◆ Exercise directions ◆
Reproduce every line in the listing that contains the word "question".

[Dataset items]
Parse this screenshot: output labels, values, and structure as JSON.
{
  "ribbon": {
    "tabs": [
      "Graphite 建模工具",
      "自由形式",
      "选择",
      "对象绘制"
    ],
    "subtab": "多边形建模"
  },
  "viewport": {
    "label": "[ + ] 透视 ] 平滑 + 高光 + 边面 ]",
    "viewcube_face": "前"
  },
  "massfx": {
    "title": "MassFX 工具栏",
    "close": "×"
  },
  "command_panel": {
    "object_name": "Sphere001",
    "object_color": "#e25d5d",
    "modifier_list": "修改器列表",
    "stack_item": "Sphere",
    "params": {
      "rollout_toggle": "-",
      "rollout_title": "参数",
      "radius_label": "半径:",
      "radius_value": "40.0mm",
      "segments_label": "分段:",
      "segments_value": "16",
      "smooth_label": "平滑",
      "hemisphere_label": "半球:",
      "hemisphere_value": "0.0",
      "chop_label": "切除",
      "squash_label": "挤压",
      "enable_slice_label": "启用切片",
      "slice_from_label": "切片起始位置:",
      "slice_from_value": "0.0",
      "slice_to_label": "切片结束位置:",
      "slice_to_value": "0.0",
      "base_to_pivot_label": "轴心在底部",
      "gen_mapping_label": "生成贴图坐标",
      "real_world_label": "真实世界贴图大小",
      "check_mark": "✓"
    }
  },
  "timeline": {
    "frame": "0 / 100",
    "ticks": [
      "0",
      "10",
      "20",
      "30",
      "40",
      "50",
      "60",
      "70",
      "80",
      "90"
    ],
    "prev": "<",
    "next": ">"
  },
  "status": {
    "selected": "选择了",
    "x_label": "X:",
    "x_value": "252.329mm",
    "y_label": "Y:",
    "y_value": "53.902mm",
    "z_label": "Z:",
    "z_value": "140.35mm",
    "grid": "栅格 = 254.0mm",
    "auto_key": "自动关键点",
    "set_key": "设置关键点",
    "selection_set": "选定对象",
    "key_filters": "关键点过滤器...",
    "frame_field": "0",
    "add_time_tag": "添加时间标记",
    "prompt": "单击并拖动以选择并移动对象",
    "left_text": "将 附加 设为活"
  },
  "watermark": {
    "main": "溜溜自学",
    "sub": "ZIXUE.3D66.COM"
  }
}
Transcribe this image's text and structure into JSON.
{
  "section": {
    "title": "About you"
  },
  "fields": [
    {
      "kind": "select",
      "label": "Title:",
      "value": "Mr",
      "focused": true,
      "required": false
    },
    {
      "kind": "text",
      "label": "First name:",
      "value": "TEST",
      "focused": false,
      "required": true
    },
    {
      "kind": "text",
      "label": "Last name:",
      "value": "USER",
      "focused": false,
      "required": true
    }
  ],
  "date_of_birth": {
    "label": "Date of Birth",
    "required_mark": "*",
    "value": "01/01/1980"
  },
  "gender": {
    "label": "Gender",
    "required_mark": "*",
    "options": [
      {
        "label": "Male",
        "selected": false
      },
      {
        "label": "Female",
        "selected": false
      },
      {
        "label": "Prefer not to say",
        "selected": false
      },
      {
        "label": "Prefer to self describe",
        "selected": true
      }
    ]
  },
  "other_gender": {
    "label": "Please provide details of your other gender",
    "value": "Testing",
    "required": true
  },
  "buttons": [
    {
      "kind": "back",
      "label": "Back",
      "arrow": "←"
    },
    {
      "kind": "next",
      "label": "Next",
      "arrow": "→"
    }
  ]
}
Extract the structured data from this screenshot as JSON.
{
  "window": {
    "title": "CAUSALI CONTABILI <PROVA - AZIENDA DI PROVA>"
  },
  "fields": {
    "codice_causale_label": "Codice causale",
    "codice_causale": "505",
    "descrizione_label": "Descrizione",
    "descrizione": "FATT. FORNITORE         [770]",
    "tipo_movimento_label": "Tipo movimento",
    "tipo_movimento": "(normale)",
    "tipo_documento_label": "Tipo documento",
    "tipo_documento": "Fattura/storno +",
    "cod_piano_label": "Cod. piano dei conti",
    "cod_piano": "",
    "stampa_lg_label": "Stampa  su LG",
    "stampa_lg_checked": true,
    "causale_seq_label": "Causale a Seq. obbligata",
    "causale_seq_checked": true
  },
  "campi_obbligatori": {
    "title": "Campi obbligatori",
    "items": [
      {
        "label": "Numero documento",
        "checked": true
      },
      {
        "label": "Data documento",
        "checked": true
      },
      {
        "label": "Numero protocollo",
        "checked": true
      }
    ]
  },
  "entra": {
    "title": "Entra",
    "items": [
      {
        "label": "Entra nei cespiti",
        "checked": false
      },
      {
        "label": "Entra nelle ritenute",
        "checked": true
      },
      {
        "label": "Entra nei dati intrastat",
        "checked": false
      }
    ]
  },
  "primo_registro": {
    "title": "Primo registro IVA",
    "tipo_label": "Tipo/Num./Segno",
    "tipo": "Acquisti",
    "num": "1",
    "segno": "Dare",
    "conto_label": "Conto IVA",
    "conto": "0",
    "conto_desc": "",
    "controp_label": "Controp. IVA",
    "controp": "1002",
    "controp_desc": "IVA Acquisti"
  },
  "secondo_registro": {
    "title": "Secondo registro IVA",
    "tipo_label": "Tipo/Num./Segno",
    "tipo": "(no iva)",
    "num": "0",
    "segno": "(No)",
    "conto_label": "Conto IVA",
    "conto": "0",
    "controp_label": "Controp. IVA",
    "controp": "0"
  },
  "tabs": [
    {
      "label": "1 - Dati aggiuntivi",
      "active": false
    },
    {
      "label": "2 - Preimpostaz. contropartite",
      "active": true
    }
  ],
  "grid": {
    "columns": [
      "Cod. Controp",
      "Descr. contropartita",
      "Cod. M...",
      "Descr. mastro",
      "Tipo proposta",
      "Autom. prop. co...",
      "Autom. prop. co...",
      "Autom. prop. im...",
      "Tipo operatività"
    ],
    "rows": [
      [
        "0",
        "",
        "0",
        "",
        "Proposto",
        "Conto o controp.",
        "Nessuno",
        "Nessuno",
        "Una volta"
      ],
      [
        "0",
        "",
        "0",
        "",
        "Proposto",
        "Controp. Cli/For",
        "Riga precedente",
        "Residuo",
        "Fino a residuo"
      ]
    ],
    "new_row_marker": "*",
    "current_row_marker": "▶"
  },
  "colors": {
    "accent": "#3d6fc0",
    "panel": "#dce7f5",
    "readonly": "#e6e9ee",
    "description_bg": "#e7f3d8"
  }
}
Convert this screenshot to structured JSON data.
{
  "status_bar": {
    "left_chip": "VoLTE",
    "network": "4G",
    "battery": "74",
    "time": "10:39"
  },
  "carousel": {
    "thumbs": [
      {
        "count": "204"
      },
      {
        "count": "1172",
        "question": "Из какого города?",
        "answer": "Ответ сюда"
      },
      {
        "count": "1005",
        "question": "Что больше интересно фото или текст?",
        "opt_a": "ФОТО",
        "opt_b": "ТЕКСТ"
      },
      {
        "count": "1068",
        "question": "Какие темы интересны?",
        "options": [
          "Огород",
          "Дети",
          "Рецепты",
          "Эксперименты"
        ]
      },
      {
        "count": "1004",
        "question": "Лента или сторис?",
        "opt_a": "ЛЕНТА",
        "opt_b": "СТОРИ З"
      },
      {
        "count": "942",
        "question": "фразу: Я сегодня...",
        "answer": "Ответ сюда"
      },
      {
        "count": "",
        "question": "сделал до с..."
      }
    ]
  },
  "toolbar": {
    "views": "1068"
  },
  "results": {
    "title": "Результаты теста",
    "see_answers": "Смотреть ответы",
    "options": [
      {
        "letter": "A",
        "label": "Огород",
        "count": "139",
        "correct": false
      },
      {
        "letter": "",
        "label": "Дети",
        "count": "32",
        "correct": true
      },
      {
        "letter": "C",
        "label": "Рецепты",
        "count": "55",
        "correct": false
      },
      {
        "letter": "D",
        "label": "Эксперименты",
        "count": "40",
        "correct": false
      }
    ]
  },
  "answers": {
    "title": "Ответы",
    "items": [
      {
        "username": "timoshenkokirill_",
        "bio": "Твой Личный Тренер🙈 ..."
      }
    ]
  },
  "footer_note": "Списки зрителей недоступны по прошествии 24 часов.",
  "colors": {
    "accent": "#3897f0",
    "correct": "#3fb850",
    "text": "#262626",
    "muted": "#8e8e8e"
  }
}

◆ Exercise answer ◆
        "question": "Из какого города?",
        "question": "Что больше интересно фото или текст?",
        "question": "Какие темы интересны?",
        "question": "Лента или сторис?",
        "question": "фразу: Я сегодня...",
        "question": "сделал до с..."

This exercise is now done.